[START OF SUPPLIED MATERIAL]

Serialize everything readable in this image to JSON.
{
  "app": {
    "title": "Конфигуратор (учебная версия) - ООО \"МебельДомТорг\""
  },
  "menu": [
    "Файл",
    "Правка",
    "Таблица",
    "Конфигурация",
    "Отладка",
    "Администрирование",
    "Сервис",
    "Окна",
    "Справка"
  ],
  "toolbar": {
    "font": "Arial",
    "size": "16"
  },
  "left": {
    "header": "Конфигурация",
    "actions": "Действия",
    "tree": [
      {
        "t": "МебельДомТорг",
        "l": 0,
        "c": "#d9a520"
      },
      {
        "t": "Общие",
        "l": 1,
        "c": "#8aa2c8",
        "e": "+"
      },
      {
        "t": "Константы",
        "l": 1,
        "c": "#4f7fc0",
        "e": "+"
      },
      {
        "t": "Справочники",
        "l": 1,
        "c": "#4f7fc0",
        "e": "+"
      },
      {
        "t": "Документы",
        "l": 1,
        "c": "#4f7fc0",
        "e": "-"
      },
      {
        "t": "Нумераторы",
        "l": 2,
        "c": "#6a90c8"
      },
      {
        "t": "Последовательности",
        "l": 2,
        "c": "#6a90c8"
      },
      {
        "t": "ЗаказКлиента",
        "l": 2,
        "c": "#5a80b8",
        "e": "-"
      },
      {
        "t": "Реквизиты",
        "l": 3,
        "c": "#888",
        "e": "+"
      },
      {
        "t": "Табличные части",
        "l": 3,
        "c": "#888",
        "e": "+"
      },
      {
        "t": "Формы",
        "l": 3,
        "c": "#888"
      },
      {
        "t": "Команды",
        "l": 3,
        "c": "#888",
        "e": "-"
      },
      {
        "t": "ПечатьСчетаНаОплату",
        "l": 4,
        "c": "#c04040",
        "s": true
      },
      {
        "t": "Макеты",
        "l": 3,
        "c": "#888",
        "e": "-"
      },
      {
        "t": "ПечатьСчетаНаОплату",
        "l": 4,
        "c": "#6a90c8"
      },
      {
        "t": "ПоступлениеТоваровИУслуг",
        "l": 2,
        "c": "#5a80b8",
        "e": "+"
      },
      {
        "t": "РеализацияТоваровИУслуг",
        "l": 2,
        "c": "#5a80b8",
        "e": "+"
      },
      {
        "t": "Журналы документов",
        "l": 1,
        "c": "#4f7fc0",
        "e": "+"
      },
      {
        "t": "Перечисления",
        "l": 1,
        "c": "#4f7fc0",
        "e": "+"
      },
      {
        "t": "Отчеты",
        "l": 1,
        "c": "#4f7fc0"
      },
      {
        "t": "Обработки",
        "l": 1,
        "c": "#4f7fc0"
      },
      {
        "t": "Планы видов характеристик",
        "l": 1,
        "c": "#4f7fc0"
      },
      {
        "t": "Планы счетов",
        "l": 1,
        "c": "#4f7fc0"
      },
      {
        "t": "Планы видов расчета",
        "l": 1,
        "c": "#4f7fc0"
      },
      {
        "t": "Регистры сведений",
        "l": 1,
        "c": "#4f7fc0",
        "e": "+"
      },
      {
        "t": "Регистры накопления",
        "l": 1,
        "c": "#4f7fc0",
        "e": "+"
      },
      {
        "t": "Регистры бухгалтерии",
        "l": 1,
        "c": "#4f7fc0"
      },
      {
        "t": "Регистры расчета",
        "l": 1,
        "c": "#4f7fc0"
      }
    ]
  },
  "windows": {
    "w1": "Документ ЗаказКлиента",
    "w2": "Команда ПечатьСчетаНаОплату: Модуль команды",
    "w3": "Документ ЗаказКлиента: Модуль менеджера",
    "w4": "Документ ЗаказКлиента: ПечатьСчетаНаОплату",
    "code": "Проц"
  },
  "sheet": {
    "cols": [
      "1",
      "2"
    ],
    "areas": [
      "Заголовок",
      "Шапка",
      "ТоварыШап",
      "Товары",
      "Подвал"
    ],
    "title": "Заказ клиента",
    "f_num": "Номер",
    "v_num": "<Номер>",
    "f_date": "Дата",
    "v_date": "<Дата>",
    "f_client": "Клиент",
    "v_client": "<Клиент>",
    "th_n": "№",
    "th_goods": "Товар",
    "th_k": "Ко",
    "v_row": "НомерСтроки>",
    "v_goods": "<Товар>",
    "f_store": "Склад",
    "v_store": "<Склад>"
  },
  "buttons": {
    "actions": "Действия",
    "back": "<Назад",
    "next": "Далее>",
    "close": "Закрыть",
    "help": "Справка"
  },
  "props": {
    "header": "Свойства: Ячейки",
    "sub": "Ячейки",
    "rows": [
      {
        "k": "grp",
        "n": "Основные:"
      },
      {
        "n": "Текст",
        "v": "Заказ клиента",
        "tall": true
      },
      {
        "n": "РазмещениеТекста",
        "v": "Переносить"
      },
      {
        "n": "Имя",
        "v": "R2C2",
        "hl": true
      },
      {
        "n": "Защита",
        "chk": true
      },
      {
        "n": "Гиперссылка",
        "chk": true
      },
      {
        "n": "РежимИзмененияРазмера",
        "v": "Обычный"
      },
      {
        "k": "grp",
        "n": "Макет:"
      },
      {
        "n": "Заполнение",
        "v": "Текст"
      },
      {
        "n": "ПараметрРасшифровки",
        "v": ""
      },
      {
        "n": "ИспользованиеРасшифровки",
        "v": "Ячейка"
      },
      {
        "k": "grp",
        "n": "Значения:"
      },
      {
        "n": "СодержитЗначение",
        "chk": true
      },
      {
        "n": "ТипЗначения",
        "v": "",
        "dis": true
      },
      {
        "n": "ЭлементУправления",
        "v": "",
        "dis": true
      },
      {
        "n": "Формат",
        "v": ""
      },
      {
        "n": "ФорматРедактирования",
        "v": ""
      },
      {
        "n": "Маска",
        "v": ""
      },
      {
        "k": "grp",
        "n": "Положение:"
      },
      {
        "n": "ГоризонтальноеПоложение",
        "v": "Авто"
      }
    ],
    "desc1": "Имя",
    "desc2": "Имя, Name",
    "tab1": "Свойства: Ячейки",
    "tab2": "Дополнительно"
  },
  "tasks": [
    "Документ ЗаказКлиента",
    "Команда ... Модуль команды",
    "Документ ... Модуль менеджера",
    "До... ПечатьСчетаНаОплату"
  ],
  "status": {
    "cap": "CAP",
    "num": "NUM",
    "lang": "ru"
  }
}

[END OF SUPPLIED MATERIAL]

> EXERCISE OBJECTIVE
Reproduce each entry from the records above, character for character.

> RESPONSE
Serialize everything readable in this image to JSON.
{
  "app": {
    "title": "Конфигуратор (учебная версия) - ООО \"МебельДомТорг\""
  },
  "menu": [
    "Файл",
    "Правка",
    "Таблица",
    "Конфигурация",
    "Отладка",
    "Администрирование",
    "Сервис",
    "Окна",
    "Справка"
  ],
  "toolbar": {
    "font": "Arial",
    "size": "16"
  },
  "left": {
    "header": "Конфигурация",
    "actions": "Действия",
    "tree": [
      {
        "t": "МебельДомТорг",
        "l": 0,
        "c": "#d9a520"
      },
      {
        "t": "Общие",
        "l": 1,
        "c": "#8aa2c8",
        "e": "+"
      },
      {
        "t": "Константы",
        "l": 1,
        "c": "#4f7fc0",
        "e": "+"
      },
      {
        "t": "Справочники",
        "l": 1,
        "c": "#4f7fc0",
        "e": "+"
      },
      {
        "t": "Документы",
        "l": 1,
        "c": "#4f7fc0",
        "e": "-"
      },
      {
        "t": "Нумераторы",
        "l": 2,
        "c": "#6a90c8"
      },
      {
        "t": "Последовательности",
        "l": 2,
        "c": "#6a90c8"
      },
      {
        "t": "ЗаказКлиента",
        "l": 2,
        "c": "#5a80b8",
        "e": "-"
      },
      {
        "t": "Реквизиты",
        "l": 3,
        "c": "#888",
        "e": "+"
      },
      {
        "t": "Табличные части",
        "l": 3,
        "c": "#888",
        "e": "+"
      },
      {
        "t": "Формы",
        "l": 3,
        "c": "#888"
      },
      {
        "t": "Команды",
        "l": 3,
        "c": "#888",
        "e": "-"
      },
      {
        "t": "ПечатьСчетаНаОплату",
        "l": 4,
        "c": "#c04040",
        "s": true
      },
      {
        "t": "Макеты",
        "l": 3,
        "c": "#888",
        "e": "-"
      },
      {
        "t": "ПечатьСчетаНаОплату",
        "l": 4,
        "c": "#6a90c8"
      },
      {
        "t": "ПоступлениеТоваровИУслуг",
        "l": 2,
        "c": "#5a80b8",
        "e": "+"
      },
      {
        "t": "РеализацияТоваровИУслуг",
        "l": 2,
        "c": "#5a80b8",
        "e": "+"
      },
      {
        "t": "Журналы документов",
        "l": 1,
        "c": "#4f7fc0",
        "e": "+"
      },
      {
        "t": "Перечисления",
        "l": 1,
        "c": "#4f7fc0",
        "e": "+"
      },
      {
        "t": "Отчеты",
        "l": 1,
        "c": "#4f7fc0"
      },
      {
        "t": "Обработки",
        "l": 1,
        "c": "#4f7fc0"
      },
      {
        "t": "Планы видов характеристик",
        "l": 1,
        "c": "#4f7fc0"
      },
      {
        "t": "Планы счетов",
        "l": 1,
        "c": "#4f7fc0"
      },
      {
        "t": "Планы видов расчета",
        "l": 1,
        "c": "#4f7fc0"
      },
      {
        "t": "Регистры сведений",
        "l": 1,
        "c": "#4f7fc0",
        "e": "+"
      },
      {
        "t": "Регистры накопления",
        "l": 1,
        "c": "#4f7fc0",
        "e": "+"
      },
      {
        "t": "Регистры бухгалтерии",
        "l": 1,
        "c": "#4f7fc0"
      },
      {
        "t": "Регистры расчета",
        "l": 1,
        "c": "#4f7fc0"
      }
    ]
  },
  "windows": {
    "w1": "Документ ЗаказКлиента",
    "w2": "Команда ПечатьСчетаНаОплату: Модуль команды",
    "w3": "Документ ЗаказКлиента: Модуль менеджера",
    "w4": "Документ ЗаказКлиента: ПечатьСчетаНаОплату",
    "code": "Проц"
  },
  "sheet": {
    "cols": [
      "1",
      "2"
    ],
    "areas": [
      "Заголовок",
      "Шапка",
      "ТоварыШап",
      "Товары",
      "Подвал"
    ],
    "title": "Заказ клиента",
    "f_num": "Номер",
    "v_num": "<Номер>",
    "f_date": "Дата",
    "v_date": "<Дата>",
    "f_client": "Клиент",
    "v_client": "<Клиент>",
    "th_n": "№",
    "th_goods": "Товар",
    "th_k": "Ко",
    "v_row": "НомерСтроки>",
    "v_goods": "<Товар>",
    "f_store": "Склад",
    "v_store": "<Склад>"
  },
  "buttons": {
    "actions": "Действия",
    "back": "<Назад",
    "next": "Далее>",
    "close": "Закрыть",
    "help": "Справка"
  },
  "props": {
    "header": "Свойства: Ячейки",
    "sub": "Ячейки",
    "rows": [
      {
        "k": "grp",
        "n": "Основные:"
      },
      {
        "n": "Текст",
        "v": "Заказ клиента",
        "tall": true
      },
      {
        "n": "РазмещениеТекста",
        "v": "Переносить"
      },
      {
        "n": "Имя",
        "v": "R2C2",
        "hl": true
      },
      {
        "n": "Защита",
        "chk": true
      },
      {
        "n": "Гиперссылка",
        "chk": true
      },
      {
        "n": "РежимИзмененияРазмера",
        "v": "Обычный"
      },
      {
        "k": "grp",
        "n": "Макет:"
      },
      {
        "n": "Заполнение",
        "v": "Текст"
      },
      {
        "n": "ПараметрРасшифровки",
        "v": ""
      },
      {
        "n": "ИспользованиеРасшифровки",
        "v": "Ячейка"
      },
      {
        "k": "grp",
        "n": "Значения:"
      },
      {
        "n": "СодержитЗначение",
        "chk": true
      },
      {
        "n": "ТипЗначения",
        "v": "",
        "dis": true
      },
      {
        "n": "ЭлементУправления",
        "v": "",
        "dis": true
      },
      {
        "n": "Формат",
        "v": ""
      },
      {
        "n": "ФорматРедактирования",
        "v": ""
      },
      {
        "n": "Маска",
        "v": ""
      },
      {
        "k": "grp",
        "n": "Положение:"
      },
      {
        "n": "ГоризонтальноеПоложение",
        "v": "Авто"
      }
    ],
    "desc1": "Имя",
    "desc2": "Имя, Name",
    "tab1": "Свойства: Ячейки",
    "tab2": "Дополнительно"
  },
  "tasks": [
    "Документ ЗаказКлиента",
    "Команда ... Модуль команды",
    "Документ ... Модуль менеджера",
    "До... ПечатьСчетаНаОплату"
  ],
  "status": {
    "cap": "CAP",
    "num": "NUM",
    "lang": "ru"
  }
}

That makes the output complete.